◆ Written request:
Only a number is wanted. Count the lines holding the string "складские".

——————————

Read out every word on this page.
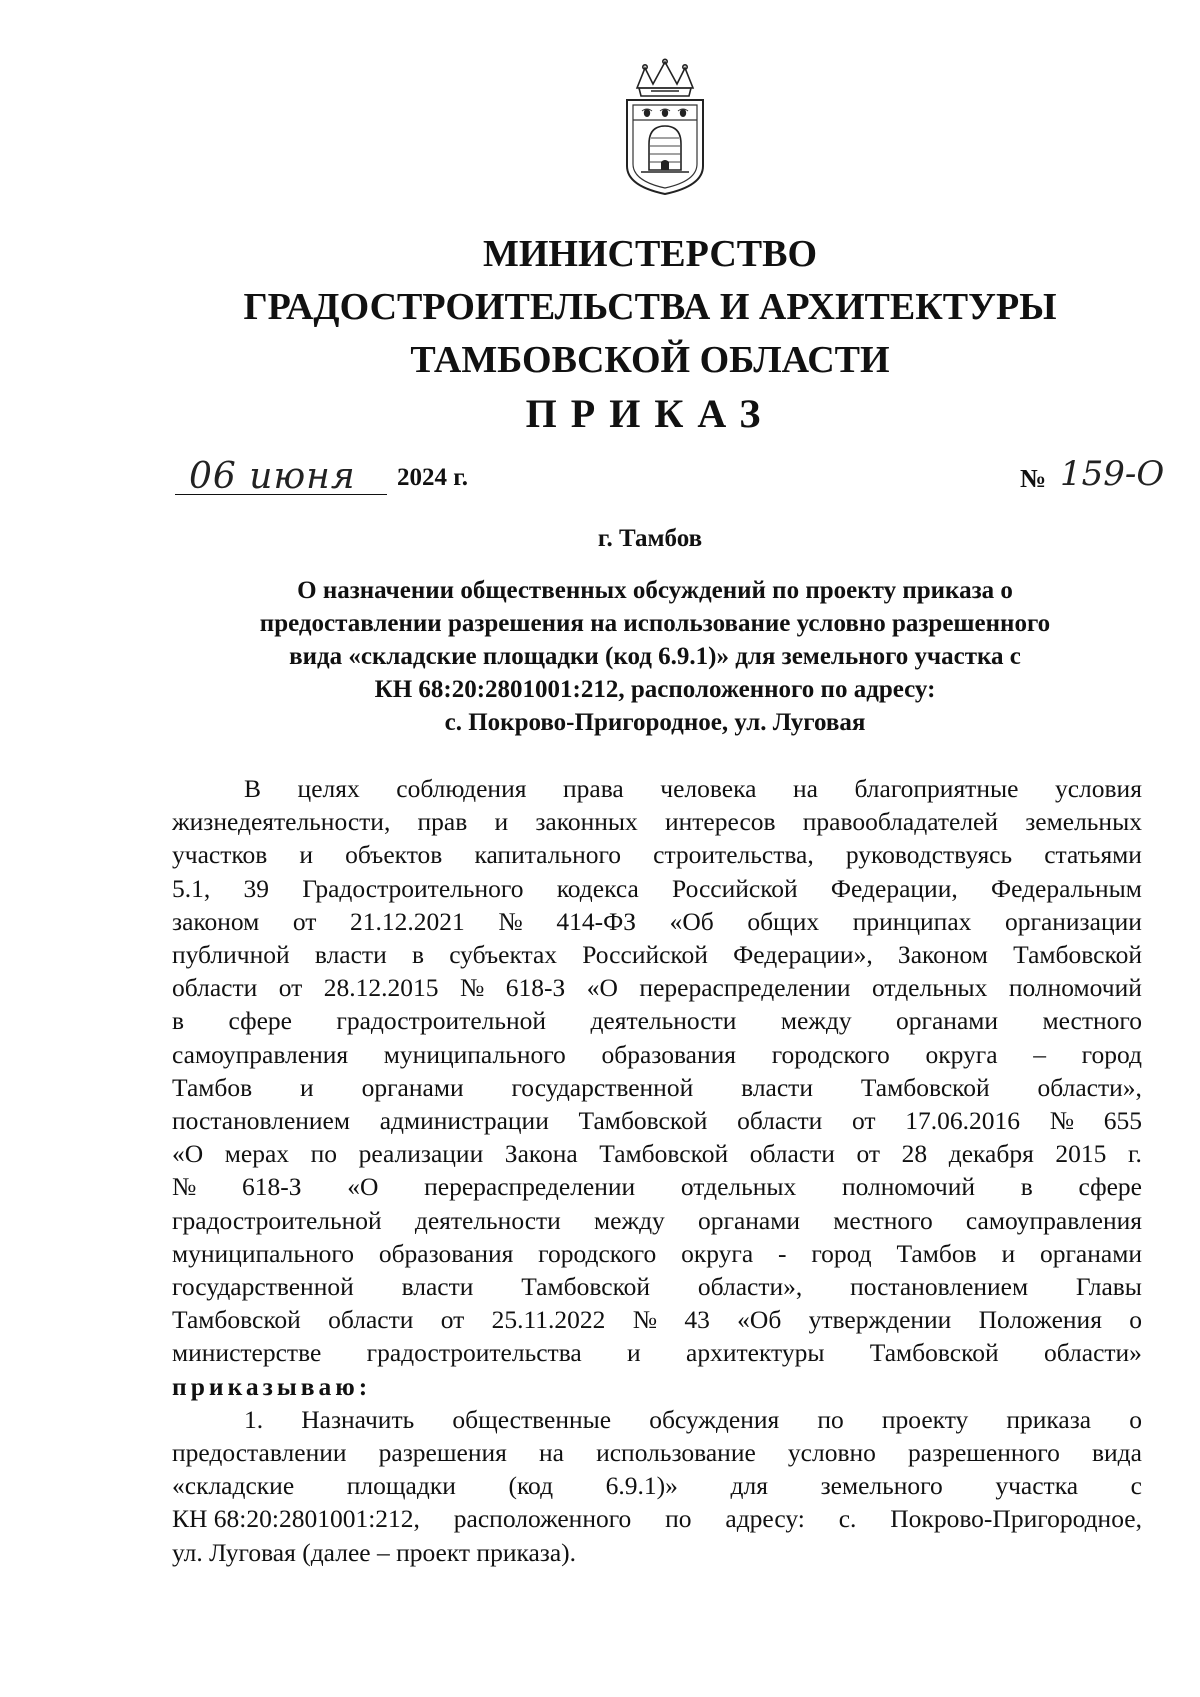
МИНИСТЕРСТВО
ГРАДОСТРОИТЕЛЬСТВА И АРХИТЕКТУРЫ
ТАМБОВСКОЙ ОБЛАСТИ
ПРИКАЗ
06 июня 2024 г.	№ 159-О
г. Тамбов
О назначении общественных обсуждений по проекту приказа о
предоставлении разрешения на использование условно разрешенного
вида «складские площадки (код 6.9.1)» для земельного участка с
КН 68:20:2801001:212, расположенного по адресу:
с. Покрово-Пригородное, ул. Луговая
В целях соблюдения права человека на благоприятные условия
жизнедеятельности, прав и законных интересов правообладателей земельных
участков и объектов капитального строительства, руководствуясь статьями
5.1, 39 Градостроительного кодекса Российской Федерации, Федеральным
законом от 21.12.2021 № 414-ФЗ «Об общих принципах организации
публичной власти в субъектах Российской Федерации», Законом Тамбовской
области от 28.12.2015 № 618-З «О перераспределении отдельных полномочий
в сфере градостроительной деятельности между органами местного
самоуправления муниципального образования городского округа – город
Тамбов и органами государственной власти Тамбовской области»,
постановлением администрации Тамбовской области от 17.06.2016 № 655
«О мерах по реализации Закона Тамбовской области от 28 декабря 2015 г.
№ 618-З «О перераспределении отдельных полномочий в сфере
градостроительной деятельности между органами местного самоуправления
муниципального образования городского округа - город Тамбов и органами
государственной власти Тамбовской области», постановлением Главы
Тамбовской области от 25.11.2022 № 43 «Об утверждении Положения о
министерстве градостроительства и архитектуры Тамбовской области»
приказываю:
1. Назначить общественные обсуждения по проекту приказа о
предоставлении разрешения на использование условно разрешенного вида
«складские площадки (код 6.9.1)» для земельного участка с
КН 68:20:2801001:212, расположенного по адресу: с. Покрово-Пригородное,
ул. Луговая (далее – проект приказа).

——————————

◆ Final result:
2